*Material:*
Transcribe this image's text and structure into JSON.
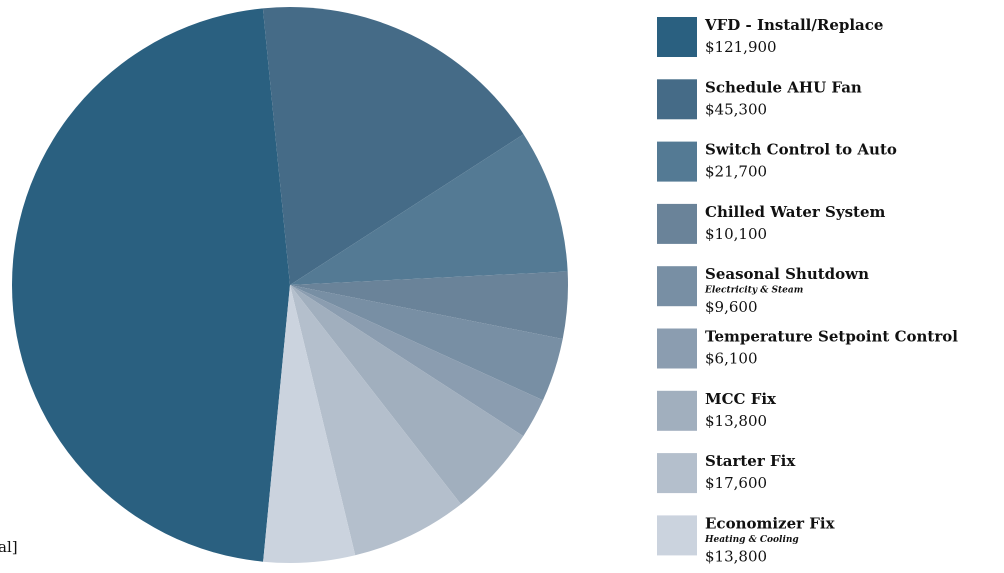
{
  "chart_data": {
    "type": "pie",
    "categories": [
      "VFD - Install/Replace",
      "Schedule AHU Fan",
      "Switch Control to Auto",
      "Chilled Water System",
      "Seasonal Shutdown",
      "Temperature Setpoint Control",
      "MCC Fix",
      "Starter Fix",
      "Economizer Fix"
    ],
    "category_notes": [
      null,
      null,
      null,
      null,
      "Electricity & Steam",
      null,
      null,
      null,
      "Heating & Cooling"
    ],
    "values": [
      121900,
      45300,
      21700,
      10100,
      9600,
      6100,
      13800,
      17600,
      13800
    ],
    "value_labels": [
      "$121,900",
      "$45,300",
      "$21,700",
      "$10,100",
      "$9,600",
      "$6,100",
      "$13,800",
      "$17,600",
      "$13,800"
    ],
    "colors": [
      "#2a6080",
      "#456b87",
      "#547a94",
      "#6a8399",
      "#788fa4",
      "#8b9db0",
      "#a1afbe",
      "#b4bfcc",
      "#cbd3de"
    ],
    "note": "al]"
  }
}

*Task to complete:*
Using the records above, find and show each line with the string "Control".

*Correct response:*
      "Switch Control to Auto",
      "Temperature Setpoint Control",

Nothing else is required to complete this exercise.